TASK GOAL:
Count every line that holds the string "Wasser", and report the number alone.

SUPPLIED RECORDS:
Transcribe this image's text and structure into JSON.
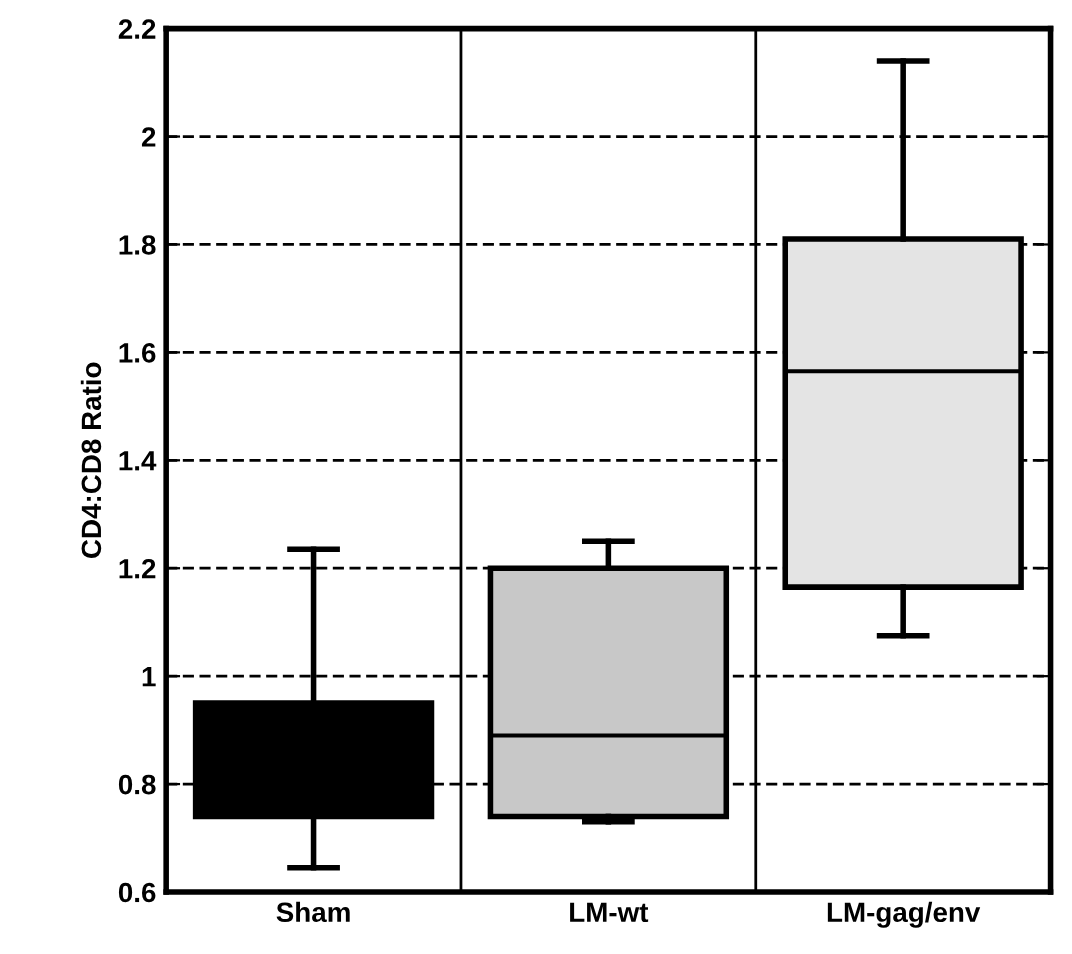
{
  "chart_data": {
    "type": "box",
    "ylabel": "CD4:CD8 Ratio",
    "categories": [
      "Sham",
      "LM-wt",
      "LM-gag/env"
    ],
    "boxes": [
      {
        "low": 0.645,
        "q1": 0.74,
        "median": 0.89,
        "q3": 0.95,
        "high": 1.235
      },
      {
        "low": 0.73,
        "q1": 0.74,
        "median": 0.89,
        "q3": 1.2,
        "high": 1.25
      },
      {
        "low": 1.075,
        "q1": 1.165,
        "median": 1.565,
        "q3": 1.81,
        "high": 2.14
      }
    ],
    "colors": [
      "#000000",
      "#c8c8c8",
      "#e4e4e4"
    ],
    "ylim": [
      0.6,
      2.2
    ],
    "yticks": [
      0.6,
      0.8,
      1,
      1.2,
      1.4,
      1.6,
      1.8,
      2,
      2.2
    ],
    "grid": true
  }
}
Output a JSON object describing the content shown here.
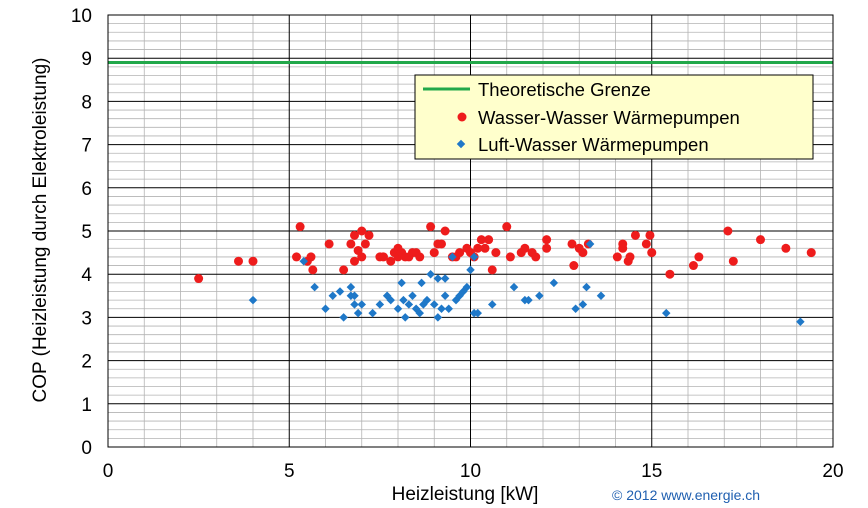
{
  "chart_data": {
    "type": "scatter",
    "xlabel": "Heizleistung  [kW]",
    "ylabel": "COP (Heizleistung durch Elektroleistung)",
    "xlim": [
      0,
      20
    ],
    "ylim": [
      0,
      10
    ],
    "x_ticks": [
      "0",
      "5",
      "10",
      "15",
      "20"
    ],
    "y_ticks": [
      "0",
      "1",
      "2",
      "3",
      "4",
      "5",
      "6",
      "7",
      "8",
      "9",
      "10"
    ],
    "grid": true,
    "legend_position": "top-right",
    "credit": "© 2012 www.energie.ch",
    "reference_line": {
      "name": "Theoretische Grenze",
      "y": 8.9,
      "color": "#22a84a"
    },
    "series": [
      {
        "name": "Wasser-Wasser Wärmepumpen",
        "marker": "circle",
        "color": "#ee1c1c",
        "points": [
          [
            2.5,
            3.9
          ],
          [
            3.6,
            4.3
          ],
          [
            4.0,
            4.3
          ],
          [
            5.2,
            4.4
          ],
          [
            5.3,
            5.1
          ],
          [
            5.5,
            4.3
          ],
          [
            5.6,
            4.4
          ],
          [
            5.65,
            4.1
          ],
          [
            6.1,
            4.7
          ],
          [
            6.5,
            4.1
          ],
          [
            6.7,
            4.7
          ],
          [
            6.8,
            4.9
          ],
          [
            6.8,
            4.3
          ],
          [
            6.9,
            4.55
          ],
          [
            7.0,
            5.0
          ],
          [
            7.0,
            4.4
          ],
          [
            7.1,
            4.7
          ],
          [
            7.2,
            4.9
          ],
          [
            7.5,
            4.4
          ],
          [
            7.6,
            4.4
          ],
          [
            7.8,
            4.3
          ],
          [
            7.9,
            4.5
          ],
          [
            8.0,
            4.6
          ],
          [
            8.0,
            4.4
          ],
          [
            8.1,
            4.5
          ],
          [
            8.2,
            4.4
          ],
          [
            8.3,
            4.4
          ],
          [
            8.4,
            4.5
          ],
          [
            8.5,
            4.5
          ],
          [
            8.6,
            4.4
          ],
          [
            8.9,
            5.1
          ],
          [
            9.0,
            4.5
          ],
          [
            9.1,
            4.7
          ],
          [
            9.2,
            4.7
          ],
          [
            9.3,
            5.0
          ],
          [
            9.5,
            4.4
          ],
          [
            9.6,
            4.4
          ],
          [
            9.7,
            4.5
          ],
          [
            9.9,
            4.6
          ],
          [
            10.0,
            4.5
          ],
          [
            10.1,
            4.4
          ],
          [
            10.2,
            4.6
          ],
          [
            10.3,
            4.8
          ],
          [
            10.4,
            4.6
          ],
          [
            10.5,
            4.8
          ],
          [
            10.6,
            4.1
          ],
          [
            10.7,
            4.5
          ],
          [
            11.0,
            5.1
          ],
          [
            11.1,
            4.4
          ],
          [
            11.4,
            4.5
          ],
          [
            11.5,
            4.6
          ],
          [
            11.7,
            4.5
          ],
          [
            11.8,
            4.4
          ],
          [
            12.1,
            4.8
          ],
          [
            12.1,
            4.6
          ],
          [
            12.8,
            4.7
          ],
          [
            12.85,
            4.2
          ],
          [
            13.0,
            4.6
          ],
          [
            13.1,
            4.5
          ],
          [
            13.25,
            4.7
          ],
          [
            14.05,
            4.4
          ],
          [
            14.2,
            4.6
          ],
          [
            14.2,
            4.7
          ],
          [
            14.35,
            4.3
          ],
          [
            14.4,
            4.4
          ],
          [
            14.55,
            4.9
          ],
          [
            14.85,
            4.7
          ],
          [
            14.95,
            4.9
          ],
          [
            15.0,
            4.5
          ],
          [
            15.5,
            4.0
          ],
          [
            16.15,
            4.2
          ],
          [
            16.3,
            4.4
          ],
          [
            17.1,
            5.0
          ],
          [
            17.25,
            4.3
          ],
          [
            18.0,
            4.8
          ],
          [
            18.7,
            4.6
          ],
          [
            19.4,
            4.5
          ]
        ]
      },
      {
        "name": "Luft-Wasser Wärmepumpen",
        "marker": "diamond",
        "color": "#1f78c8",
        "points": [
          [
            4.0,
            3.4
          ],
          [
            5.4,
            4.3
          ],
          [
            5.7,
            3.7
          ],
          [
            6.0,
            3.2
          ],
          [
            6.2,
            3.5
          ],
          [
            6.4,
            3.6
          ],
          [
            6.5,
            3.0
          ],
          [
            6.7,
            3.7
          ],
          [
            6.7,
            3.5
          ],
          [
            6.8,
            3.3
          ],
          [
            6.8,
            3.5
          ],
          [
            6.9,
            3.1
          ],
          [
            7.0,
            3.3
          ],
          [
            7.3,
            3.1
          ],
          [
            7.5,
            3.3
          ],
          [
            7.7,
            3.5
          ],
          [
            7.8,
            3.4
          ],
          [
            8.0,
            3.2
          ],
          [
            8.1,
            3.8
          ],
          [
            8.15,
            3.4
          ],
          [
            8.2,
            3.0
          ],
          [
            8.3,
            3.3
          ],
          [
            8.4,
            3.5
          ],
          [
            8.5,
            3.2
          ],
          [
            8.6,
            3.1
          ],
          [
            8.65,
            3.8
          ],
          [
            8.7,
            3.3
          ],
          [
            8.8,
            3.4
          ],
          [
            8.9,
            4.0
          ],
          [
            9.0,
            3.3
          ],
          [
            9.1,
            3.9
          ],
          [
            9.1,
            3.0
          ],
          [
            9.2,
            3.2
          ],
          [
            9.3,
            3.9
          ],
          [
            9.3,
            3.5
          ],
          [
            9.4,
            3.2
          ],
          [
            9.5,
            4.4
          ],
          [
            9.6,
            3.4
          ],
          [
            9.7,
            3.5
          ],
          [
            9.8,
            3.6
          ],
          [
            9.9,
            3.7
          ],
          [
            10.0,
            4.1
          ],
          [
            10.1,
            4.4
          ],
          [
            10.1,
            3.1
          ],
          [
            10.2,
            3.1
          ],
          [
            10.6,
            3.3
          ],
          [
            11.2,
            3.7
          ],
          [
            11.5,
            3.4
          ],
          [
            11.6,
            3.4
          ],
          [
            11.9,
            3.5
          ],
          [
            12.3,
            3.8
          ],
          [
            12.9,
            3.2
          ],
          [
            13.1,
            3.3
          ],
          [
            13.2,
            3.7
          ],
          [
            13.3,
            4.7
          ],
          [
            13.6,
            3.5
          ],
          [
            15.4,
            3.1
          ],
          [
            19.1,
            2.9
          ]
        ]
      }
    ]
  }
}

COMPLETE ANSWER:
2